# [Set exercise]
The records underneath are to be repeated exactly, with the pictures left out.

# [Dataset entries on figures]
- - - - - - -

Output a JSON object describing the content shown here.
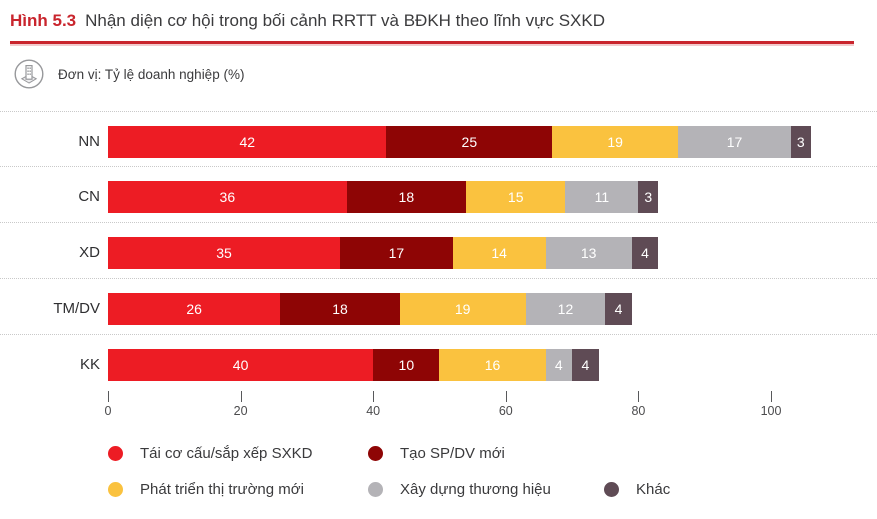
{
  "header": {
    "figure_label": "Hình 5.3",
    "title": "Nhận diện cơ hội trong bối cảnh RRTT và BĐKH theo lĩnh vực SXKD"
  },
  "unit": {
    "icon": "building-icon",
    "label": "Đơn vị: Tỷ lệ doanh nghiệp (%)"
  },
  "colors": {
    "accent_red": "#c9252d",
    "series_red": "#ed1c24",
    "series_dark_red": "#8e0505",
    "series_yellow": "#fac23f",
    "series_gray": "#b4b3b7",
    "series_dark_mauve": "#5f4b55",
    "title_text": "#3b3b3d"
  },
  "chart_data": {
    "type": "bar",
    "orientation": "horizontal",
    "stacked": true,
    "title": "Nhận diện cơ hội trong bối cảnh RRTT và BĐKH theo lĩnh vực SXKD",
    "unit_label": "Đơn vị: Tỷ lệ doanh nghiệp (%)",
    "categories": [
      "NN",
      "CN",
      "XD",
      "TM/DV",
      "KK"
    ],
    "series": [
      {
        "name": "Tái cơ cấu/sắp xếp SXKD",
        "color": "#ed1c24",
        "values": [
          42,
          36,
          35,
          26,
          40
        ]
      },
      {
        "name": "Tạo SP/DV mới",
        "color": "#8e0505",
        "values": [
          25,
          18,
          17,
          18,
          10
        ]
      },
      {
        "name": "Phát triển thị trường mới",
        "color": "#fac23f",
        "values": [
          19,
          15,
          14,
          19,
          16
        ]
      },
      {
        "name": "Xây dựng thương hiệu",
        "color": "#b4b3b7",
        "values": [
          17,
          11,
          13,
          12,
          4
        ]
      },
      {
        "name": "Khác",
        "color": "#5f4b55",
        "values": [
          3,
          3,
          4,
          4,
          4
        ]
      }
    ],
    "x_axis": {
      "ticks": [
        0,
        20,
        40,
        60,
        80,
        100
      ],
      "min": 0,
      "max": 100
    },
    "grid": "dotted-row-separators",
    "legend_position": "bottom",
    "data_labels": "inside-white"
  }
}
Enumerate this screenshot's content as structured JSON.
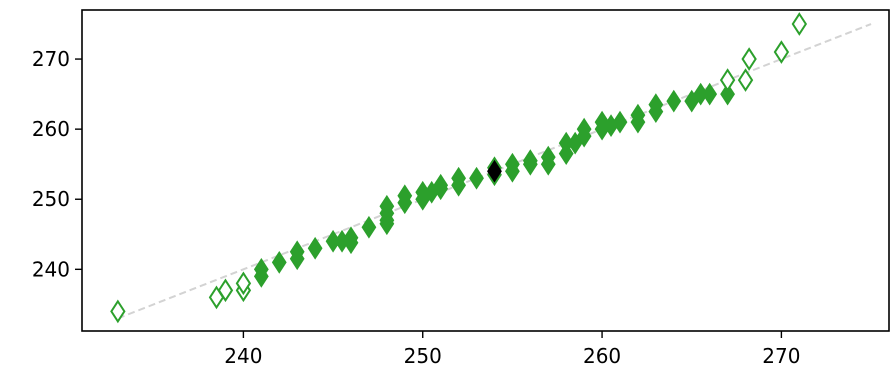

- - - - - - -

# [Response to the exercise]
Output a JSON object describing the content shown here.
{
  "header": {
    "figure_label": "Hình 5.3",
    "title": "Nhận diện cơ hội trong bối cảnh RRTT và BĐKH theo lĩnh vực SXKD"
  },
  "unit": {
    "icon": "building-icon",
    "label": "Đơn vị: Tỷ lệ doanh nghiệp (%)"
  },
  "colors": {
    "accent_red": "#c9252d",
    "series_red": "#ed1c24",
    "series_dark_red": "#8e0505",
    "series_yellow": "#fac23f",
    "series_gray": "#b4b3b7",
    "series_dark_mauve": "#5f4b55",
    "title_text": "#3b3b3d"
  },
  "chart_data": {
    "type": "bar",
    "orientation": "horizontal",
    "stacked": true,
    "title": "Nhận diện cơ hội trong bối cảnh RRTT và BĐKH theo lĩnh vực SXKD",
    "unit_label": "Đơn vị: Tỷ lệ doanh nghiệp (%)",
    "categories": [
      "NN",
      "CN",
      "XD",
      "TM/DV",
      "KK"
    ],
    "series": [
      {
        "name": "Tái cơ cấu/sắp xếp SXKD",
        "color": "#ed1c24",
        "values": [
          42,
          36,
          35,
          26,
          40
        ]
      },
      {
        "name": "Tạo SP/DV mới",
        "color": "#8e0505",
        "values": [
          25,
          18,
          17,
          18,
          10
        ]
      },
      {
        "name": "Phát triển thị trường mới",
        "color": "#fac23f",
        "values": [
          19,
          15,
          14,
          19,
          16
        ]
      },
      {
        "name": "Xây dựng thương hiệu",
        "color": "#b4b3b7",
        "values": [
          17,
          11,
          13,
          12,
          4
        ]
      },
      {
        "name": "Khác",
        "color": "#5f4b55",
        "values": [
          3,
          3,
          4,
          4,
          4
        ]
      }
    ],
    "x_axis": {
      "ticks": [
        0,
        20,
        40,
        60,
        80,
        100
      ],
      "min": 0,
      "max": 100
    },
    "grid": "dotted-row-separators",
    "legend_position": "bottom",
    "data_labels": "inside-white"
  }
}
Enumerate this screenshot's content as structured JSON.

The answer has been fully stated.